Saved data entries
---

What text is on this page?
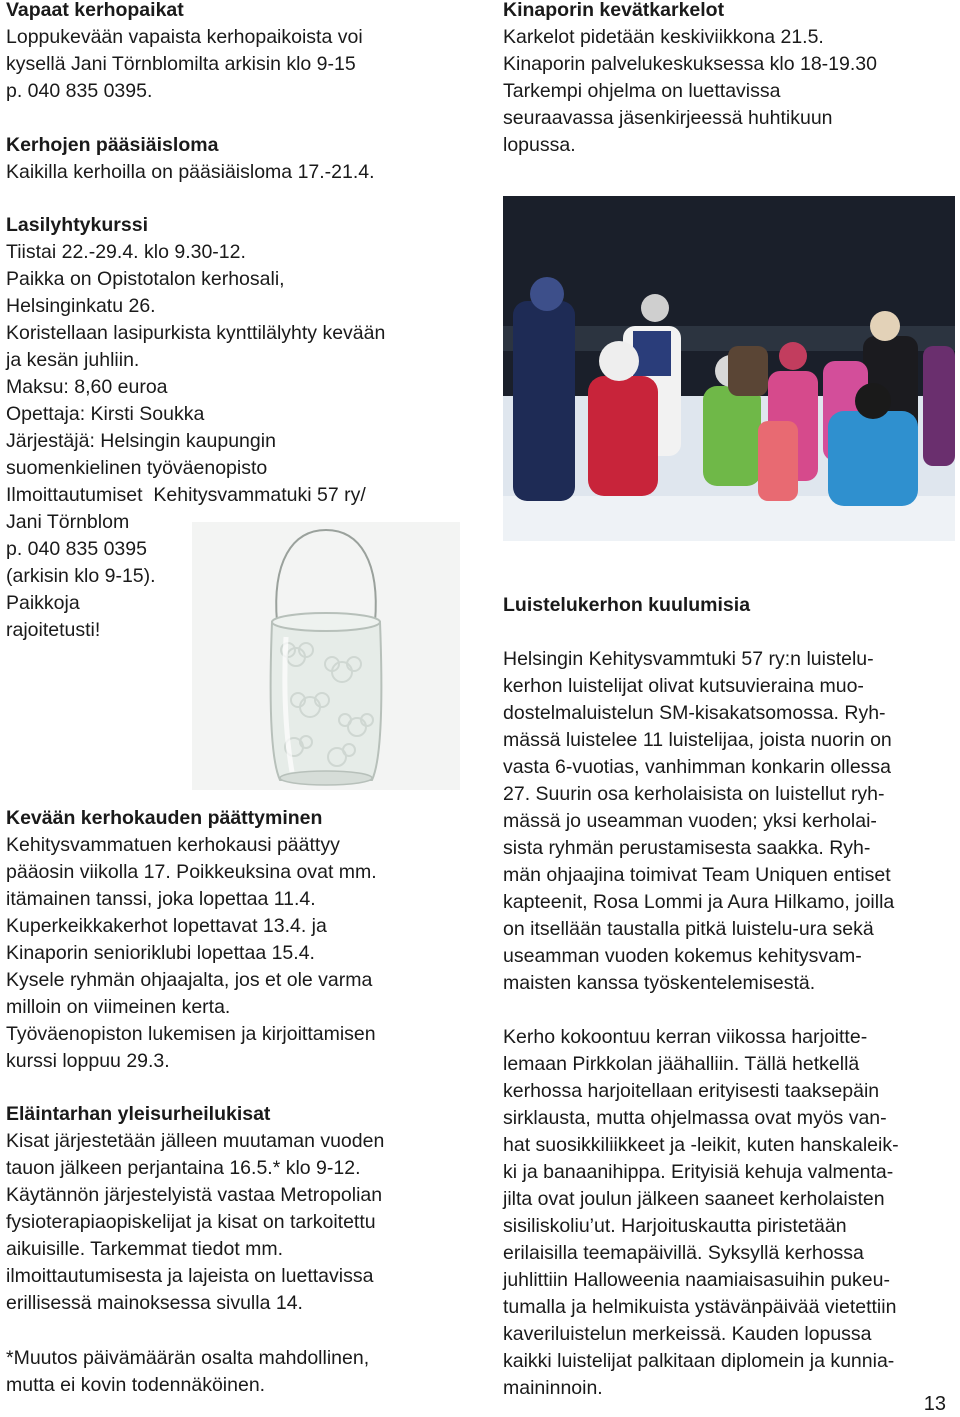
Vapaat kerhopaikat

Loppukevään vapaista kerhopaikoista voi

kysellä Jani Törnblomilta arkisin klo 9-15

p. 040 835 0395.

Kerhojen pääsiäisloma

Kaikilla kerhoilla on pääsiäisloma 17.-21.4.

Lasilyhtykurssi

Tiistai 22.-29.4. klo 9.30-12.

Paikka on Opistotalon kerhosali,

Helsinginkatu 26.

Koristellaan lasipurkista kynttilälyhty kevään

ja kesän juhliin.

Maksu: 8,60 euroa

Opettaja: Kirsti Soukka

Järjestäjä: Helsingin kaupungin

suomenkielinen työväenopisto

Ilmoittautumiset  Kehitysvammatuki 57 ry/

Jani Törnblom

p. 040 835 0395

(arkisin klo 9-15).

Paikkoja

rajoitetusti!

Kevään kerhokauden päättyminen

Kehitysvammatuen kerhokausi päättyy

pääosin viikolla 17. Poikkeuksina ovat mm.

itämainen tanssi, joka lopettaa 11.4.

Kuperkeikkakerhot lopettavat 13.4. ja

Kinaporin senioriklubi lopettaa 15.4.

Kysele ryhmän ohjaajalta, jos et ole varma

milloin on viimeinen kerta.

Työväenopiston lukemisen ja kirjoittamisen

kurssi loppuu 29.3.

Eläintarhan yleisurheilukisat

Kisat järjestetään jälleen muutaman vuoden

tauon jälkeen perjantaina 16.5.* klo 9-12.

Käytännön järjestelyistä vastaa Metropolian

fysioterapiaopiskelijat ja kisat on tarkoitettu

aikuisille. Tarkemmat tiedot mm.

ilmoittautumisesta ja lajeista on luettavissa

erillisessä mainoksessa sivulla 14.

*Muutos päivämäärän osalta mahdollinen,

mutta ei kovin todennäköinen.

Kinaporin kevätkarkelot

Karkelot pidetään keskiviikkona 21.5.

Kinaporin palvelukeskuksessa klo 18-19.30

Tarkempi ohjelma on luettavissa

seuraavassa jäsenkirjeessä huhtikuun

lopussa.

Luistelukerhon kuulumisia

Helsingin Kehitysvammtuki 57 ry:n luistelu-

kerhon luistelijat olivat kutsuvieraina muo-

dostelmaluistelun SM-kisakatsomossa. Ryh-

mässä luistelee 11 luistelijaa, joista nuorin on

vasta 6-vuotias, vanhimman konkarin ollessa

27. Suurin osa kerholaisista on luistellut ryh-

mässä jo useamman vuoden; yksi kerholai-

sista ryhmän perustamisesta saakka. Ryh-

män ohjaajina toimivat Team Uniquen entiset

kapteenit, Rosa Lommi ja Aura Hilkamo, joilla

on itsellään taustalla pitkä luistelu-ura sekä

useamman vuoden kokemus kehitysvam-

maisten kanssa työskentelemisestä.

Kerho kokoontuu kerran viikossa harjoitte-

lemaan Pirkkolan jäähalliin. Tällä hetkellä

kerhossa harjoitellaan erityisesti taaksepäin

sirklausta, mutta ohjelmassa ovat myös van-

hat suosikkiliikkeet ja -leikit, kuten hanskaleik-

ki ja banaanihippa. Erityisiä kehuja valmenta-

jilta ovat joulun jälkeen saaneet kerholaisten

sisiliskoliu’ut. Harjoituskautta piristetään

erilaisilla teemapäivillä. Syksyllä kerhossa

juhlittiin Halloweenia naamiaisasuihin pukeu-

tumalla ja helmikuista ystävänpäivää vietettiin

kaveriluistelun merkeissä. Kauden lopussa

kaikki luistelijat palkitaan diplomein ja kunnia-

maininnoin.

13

---

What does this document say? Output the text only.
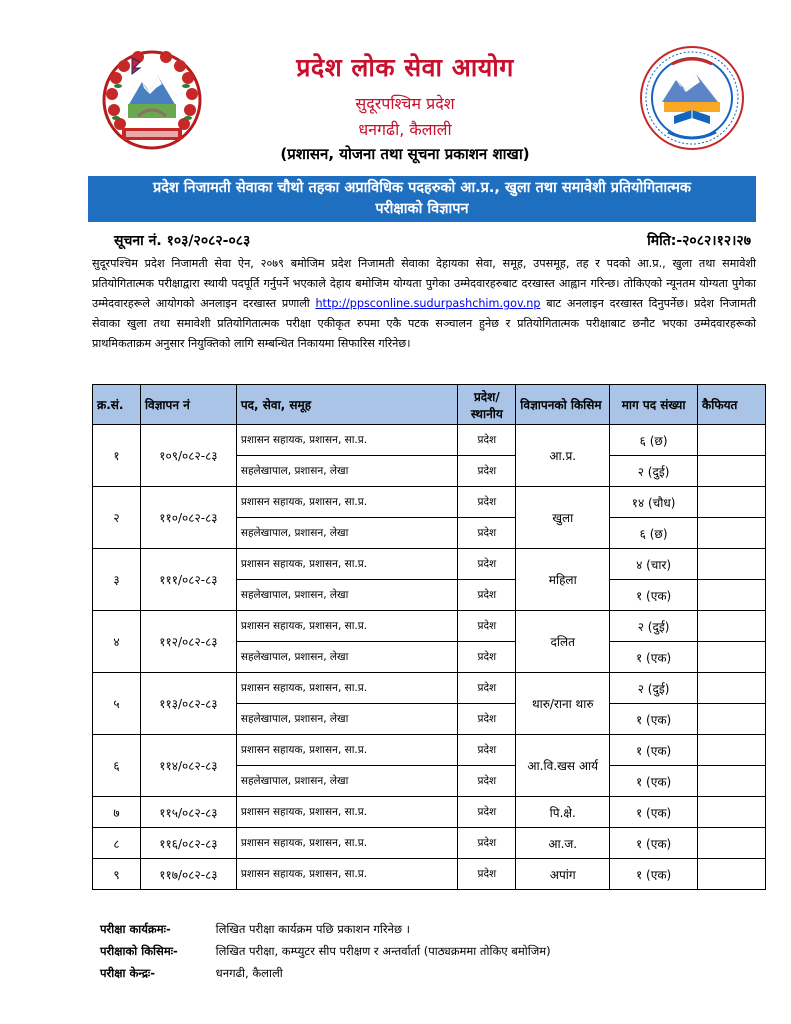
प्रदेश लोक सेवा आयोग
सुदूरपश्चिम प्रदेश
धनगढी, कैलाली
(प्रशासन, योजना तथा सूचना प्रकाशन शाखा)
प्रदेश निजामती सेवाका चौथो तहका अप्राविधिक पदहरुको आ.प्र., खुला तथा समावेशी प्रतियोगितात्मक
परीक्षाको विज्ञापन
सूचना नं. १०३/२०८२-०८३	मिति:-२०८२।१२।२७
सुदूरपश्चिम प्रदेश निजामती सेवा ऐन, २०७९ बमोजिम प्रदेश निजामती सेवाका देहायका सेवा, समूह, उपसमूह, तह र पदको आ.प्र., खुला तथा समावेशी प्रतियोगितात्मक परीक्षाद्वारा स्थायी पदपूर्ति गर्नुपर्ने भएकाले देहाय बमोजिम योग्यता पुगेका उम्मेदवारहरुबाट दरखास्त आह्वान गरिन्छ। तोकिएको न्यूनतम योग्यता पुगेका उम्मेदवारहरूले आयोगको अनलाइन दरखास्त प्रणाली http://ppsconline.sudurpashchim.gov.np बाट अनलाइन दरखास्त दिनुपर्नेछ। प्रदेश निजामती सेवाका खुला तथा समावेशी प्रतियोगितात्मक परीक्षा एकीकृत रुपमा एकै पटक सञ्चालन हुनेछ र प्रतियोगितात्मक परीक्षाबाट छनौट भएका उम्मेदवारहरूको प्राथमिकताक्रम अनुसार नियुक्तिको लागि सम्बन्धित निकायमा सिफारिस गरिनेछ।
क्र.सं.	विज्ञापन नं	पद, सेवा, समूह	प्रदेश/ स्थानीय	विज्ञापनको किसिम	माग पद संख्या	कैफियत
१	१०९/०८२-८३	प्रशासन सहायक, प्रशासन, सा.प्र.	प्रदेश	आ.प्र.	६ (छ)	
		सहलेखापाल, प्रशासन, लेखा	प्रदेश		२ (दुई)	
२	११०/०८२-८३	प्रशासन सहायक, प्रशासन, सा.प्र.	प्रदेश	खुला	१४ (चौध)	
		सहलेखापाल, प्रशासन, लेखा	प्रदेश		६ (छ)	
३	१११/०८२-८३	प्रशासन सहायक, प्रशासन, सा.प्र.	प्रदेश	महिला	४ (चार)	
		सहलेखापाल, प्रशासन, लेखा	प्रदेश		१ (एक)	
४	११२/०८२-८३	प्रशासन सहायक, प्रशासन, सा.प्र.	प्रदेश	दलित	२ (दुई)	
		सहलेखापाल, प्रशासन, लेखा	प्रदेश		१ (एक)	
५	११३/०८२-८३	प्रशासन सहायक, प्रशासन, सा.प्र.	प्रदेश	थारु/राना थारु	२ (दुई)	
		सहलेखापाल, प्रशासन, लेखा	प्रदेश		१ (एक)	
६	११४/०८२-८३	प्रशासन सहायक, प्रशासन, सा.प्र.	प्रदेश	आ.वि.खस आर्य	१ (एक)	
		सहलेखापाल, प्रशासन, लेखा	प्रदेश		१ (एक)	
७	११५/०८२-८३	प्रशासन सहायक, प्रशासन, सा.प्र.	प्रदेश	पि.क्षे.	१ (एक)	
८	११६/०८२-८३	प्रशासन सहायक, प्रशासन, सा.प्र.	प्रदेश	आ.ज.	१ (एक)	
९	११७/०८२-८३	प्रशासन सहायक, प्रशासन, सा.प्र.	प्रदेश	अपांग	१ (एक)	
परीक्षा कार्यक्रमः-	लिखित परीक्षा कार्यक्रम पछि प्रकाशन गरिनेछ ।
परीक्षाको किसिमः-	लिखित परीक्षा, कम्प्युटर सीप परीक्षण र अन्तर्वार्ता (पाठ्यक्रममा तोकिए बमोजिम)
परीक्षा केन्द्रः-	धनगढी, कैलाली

---

DO THIS
Identify every line above with the string "kerhossa" in it. Copy those lines.

COMPLETE OUTPUT
kerhossa harjoitellaan erityisesti taaksepäin
erilaisilla teemapäivillä. Syksyllä kerhossa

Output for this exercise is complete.